-- Exercise prompt --
Transcribe the data that follows precisely, omitting nothing.

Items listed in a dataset
....
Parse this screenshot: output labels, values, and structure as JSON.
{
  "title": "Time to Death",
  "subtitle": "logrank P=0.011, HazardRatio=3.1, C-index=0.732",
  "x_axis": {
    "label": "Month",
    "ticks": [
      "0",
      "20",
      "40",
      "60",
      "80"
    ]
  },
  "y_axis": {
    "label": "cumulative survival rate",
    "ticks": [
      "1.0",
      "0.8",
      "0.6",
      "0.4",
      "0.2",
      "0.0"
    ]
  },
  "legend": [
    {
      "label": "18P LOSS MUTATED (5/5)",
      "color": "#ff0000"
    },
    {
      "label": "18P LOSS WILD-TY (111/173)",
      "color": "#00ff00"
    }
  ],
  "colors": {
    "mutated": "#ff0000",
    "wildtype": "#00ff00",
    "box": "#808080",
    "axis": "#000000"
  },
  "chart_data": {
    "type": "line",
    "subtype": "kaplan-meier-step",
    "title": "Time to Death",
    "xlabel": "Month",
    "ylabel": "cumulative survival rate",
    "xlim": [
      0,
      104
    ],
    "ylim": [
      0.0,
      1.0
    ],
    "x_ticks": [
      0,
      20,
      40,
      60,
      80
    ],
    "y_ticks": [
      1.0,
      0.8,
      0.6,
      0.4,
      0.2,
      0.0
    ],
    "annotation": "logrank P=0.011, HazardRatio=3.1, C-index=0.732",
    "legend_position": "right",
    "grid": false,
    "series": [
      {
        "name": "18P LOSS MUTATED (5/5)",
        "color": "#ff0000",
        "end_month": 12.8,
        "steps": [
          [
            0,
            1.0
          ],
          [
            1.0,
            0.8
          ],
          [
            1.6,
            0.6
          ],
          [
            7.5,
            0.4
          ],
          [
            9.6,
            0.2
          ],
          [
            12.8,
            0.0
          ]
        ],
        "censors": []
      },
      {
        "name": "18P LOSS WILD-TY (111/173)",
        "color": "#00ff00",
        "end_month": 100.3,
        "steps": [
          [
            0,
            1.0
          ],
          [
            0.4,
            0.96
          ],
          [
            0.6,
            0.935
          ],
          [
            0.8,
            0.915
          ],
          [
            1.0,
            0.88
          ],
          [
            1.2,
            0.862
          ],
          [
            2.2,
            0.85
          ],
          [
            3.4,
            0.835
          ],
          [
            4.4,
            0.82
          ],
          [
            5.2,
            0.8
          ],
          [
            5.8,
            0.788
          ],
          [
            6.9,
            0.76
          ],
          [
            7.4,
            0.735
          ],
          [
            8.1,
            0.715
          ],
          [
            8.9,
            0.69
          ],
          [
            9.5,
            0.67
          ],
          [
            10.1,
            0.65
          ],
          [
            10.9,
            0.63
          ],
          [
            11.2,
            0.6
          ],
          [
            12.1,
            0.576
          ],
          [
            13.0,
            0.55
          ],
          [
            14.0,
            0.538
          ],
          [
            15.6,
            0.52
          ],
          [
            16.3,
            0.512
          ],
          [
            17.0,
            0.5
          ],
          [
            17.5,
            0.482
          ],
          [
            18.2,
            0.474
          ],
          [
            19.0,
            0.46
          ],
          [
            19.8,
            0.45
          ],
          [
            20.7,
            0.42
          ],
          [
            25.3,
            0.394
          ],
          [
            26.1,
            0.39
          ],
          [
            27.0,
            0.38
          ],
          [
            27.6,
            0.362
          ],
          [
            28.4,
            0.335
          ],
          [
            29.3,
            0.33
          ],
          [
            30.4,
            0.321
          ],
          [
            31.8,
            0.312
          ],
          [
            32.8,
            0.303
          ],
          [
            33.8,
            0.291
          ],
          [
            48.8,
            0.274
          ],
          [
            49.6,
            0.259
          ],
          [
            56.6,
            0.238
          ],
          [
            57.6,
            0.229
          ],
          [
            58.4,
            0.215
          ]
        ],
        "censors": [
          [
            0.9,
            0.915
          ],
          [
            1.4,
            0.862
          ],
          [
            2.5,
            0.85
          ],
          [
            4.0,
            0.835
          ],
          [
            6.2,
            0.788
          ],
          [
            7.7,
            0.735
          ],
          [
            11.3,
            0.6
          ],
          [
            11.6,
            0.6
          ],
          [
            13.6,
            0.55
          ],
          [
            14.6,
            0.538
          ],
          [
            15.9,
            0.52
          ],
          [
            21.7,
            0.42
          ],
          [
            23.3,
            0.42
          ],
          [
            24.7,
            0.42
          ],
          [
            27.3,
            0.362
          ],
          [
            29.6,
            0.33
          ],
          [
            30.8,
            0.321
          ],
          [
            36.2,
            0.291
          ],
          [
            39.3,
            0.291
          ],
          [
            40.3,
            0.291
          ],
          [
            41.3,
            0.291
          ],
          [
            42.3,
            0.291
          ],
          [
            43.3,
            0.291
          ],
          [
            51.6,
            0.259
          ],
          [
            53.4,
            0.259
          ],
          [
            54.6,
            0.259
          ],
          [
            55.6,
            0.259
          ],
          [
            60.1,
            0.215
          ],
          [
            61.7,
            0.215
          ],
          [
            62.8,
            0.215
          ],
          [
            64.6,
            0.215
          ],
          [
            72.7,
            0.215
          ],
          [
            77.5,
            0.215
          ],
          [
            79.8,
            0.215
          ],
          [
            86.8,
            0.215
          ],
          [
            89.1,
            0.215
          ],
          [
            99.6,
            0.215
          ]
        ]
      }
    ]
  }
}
....
-- Exercise answer --
Parse this screenshot: output labels, values, and structure as JSON.
{
  "title": "Time to Death",
  "subtitle": "logrank P=0.011, HazardRatio=3.1, C-index=0.732",
  "x_axis": {
    "label": "Month",
    "ticks": [
      "0",
      "20",
      "40",
      "60",
      "80"
    ]
  },
  "y_axis": {
    "label": "cumulative survival rate",
    "ticks": [
      "1.0",
      "0.8",
      "0.6",
      "0.4",
      "0.2",
      "0.0"
    ]
  },
  "legend": [
    {
      "label": "18P LOSS MUTATED (5/5)",
      "color": "#ff0000"
    },
    {
      "label": "18P LOSS WILD-TY (111/173)",
      "color": "#00ff00"
    }
  ],
  "colors": {
    "mutated": "#ff0000",
    "wildtype": "#00ff00",
    "box": "#808080",
    "axis": "#000000"
  },
  "chart_data": {
    "type": "line",
    "subtype": "kaplan-meier-step",
    "title": "Time to Death",
    "xlabel": "Month",
    "ylabel": "cumulative survival rate",
    "xlim": [
      0,
      104
    ],
    "ylim": [
      0.0,
      1.0
    ],
    "x_ticks": [
      0,
      20,
      40,
      60,
      80
    ],
    "y_ticks": [
      1.0,
      0.8,
      0.6,
      0.4,
      0.2,
      0.0
    ],
    "annotation": "logrank P=0.011, HazardRatio=3.1, C-index=0.732",
    "legend_position": "right",
    "grid": false,
    "series": [
      {
        "name": "18P LOSS MUTATED (5/5)",
        "color": "#ff0000",
        "end_month": 12.8,
        "steps": [
          [
            0,
            1.0
          ],
          [
            1.0,
            0.8
          ],
          [
            1.6,
            0.6
          ],
          [
            7.5,
            0.4
          ],
          [
            9.6,
            0.2
          ],
          [
            12.8,
            0.0
          ]
        ],
        "censors": []
      },
      {
        "name": "18P LOSS WILD-TY (111/173)",
        "color": "#00ff00",
        "end_month": 100.3,
        "steps": [
          [
            0,
            1.0
          ],
          [
            0.4,
            0.96
          ],
          [
            0.6,
            0.935
          ],
          [
            0.8,
            0.915
          ],
          [
            1.0,
            0.88
          ],
          [
            1.2,
            0.862
          ],
          [
            2.2,
            0.85
          ],
          [
            3.4,
            0.835
          ],
          [
            4.4,
            0.82
          ],
          [
            5.2,
            0.8
          ],
          [
            5.8,
            0.788
          ],
          [
            6.9,
            0.76
          ],
          [
            7.4,
            0.735
          ],
          [
            8.1,
            0.715
          ],
          [
            8.9,
            0.69
          ],
          [
            9.5,
            0.67
          ],
          [
            10.1,
            0.65
          ],
          [
            10.9,
            0.63
          ],
          [
            11.2,
            0.6
          ],
          [
            12.1,
            0.576
          ],
          [
            13.0,
            0.55
          ],
          [
            14.0,
            0.538
          ],
          [
            15.6,
            0.52
          ],
          [
            16.3,
            0.512
          ],
          [
            17.0,
            0.5
          ],
          [
            17.5,
            0.482
          ],
          [
            18.2,
            0.474
          ],
          [
            19.0,
            0.46
          ],
          [
            19.8,
            0.45
          ],
          [
            20.7,
            0.42
          ],
          [
            25.3,
            0.394
          ],
          [
            26.1,
            0.39
          ],
          [
            27.0,
            0.38
          ],
          [
            27.6,
            0.362
          ],
          [
            28.4,
            0.335
          ],
          [
            29.3,
            0.33
          ],
          [
            30.4,
            0.321
          ],
          [
            31.8,
            0.312
          ],
          [
            32.8,
            0.303
          ],
          [
            33.8,
            0.291
          ],
          [
            48.8,
            0.274
          ],
          [
            49.6,
            0.259
          ],
          [
            56.6,
            0.238
          ],
          [
            57.6,
            0.229
          ],
          [
            58.4,
            0.215
          ]
        ],
        "censors": [
          [
            0.9,
            0.915
          ],
          [
            1.4,
            0.862
          ],
          [
            2.5,
            0.85
          ],
          [
            4.0,
            0.835
          ],
          [
            6.2,
            0.788
          ],
          [
            7.7,
            0.735
          ],
          [
            11.3,
            0.6
          ],
          [
            11.6,
            0.6
          ],
          [
            13.6,
            0.55
          ],
          [
            14.6,
            0.538
          ],
          [
            15.9,
            0.52
          ],
          [
            21.7,
            0.42
          ],
          [
            23.3,
            0.42
          ],
          [
            24.7,
            0.42
          ],
          [
            27.3,
            0.362
          ],
          [
            29.6,
            0.33
          ],
          [
            30.8,
            0.321
          ],
          [
            36.2,
            0.291
          ],
          [
            39.3,
            0.291
          ],
          [
            40.3,
            0.291
          ],
          [
            41.3,
            0.291
          ],
          [
            42.3,
            0.291
          ],
          [
            43.3,
            0.291
          ],
          [
            51.6,
            0.259
          ],
          [
            53.4,
            0.259
          ],
          [
            54.6,
            0.259
          ],
          [
            55.6,
            0.259
          ],
          [
            60.1,
            0.215
          ],
          [
            61.7,
            0.215
          ],
          [
            62.8,
            0.215
          ],
          [
            64.6,
            0.215
          ],
          [
            72.7,
            0.215
          ],
          [
            77.5,
            0.215
          ],
          [
            79.8,
            0.215
          ],
          [
            86.8,
            0.215
          ],
          [
            89.1,
            0.215
          ],
          [
            99.6,
            0.215
          ]
        ]
      }
    ]
  }
}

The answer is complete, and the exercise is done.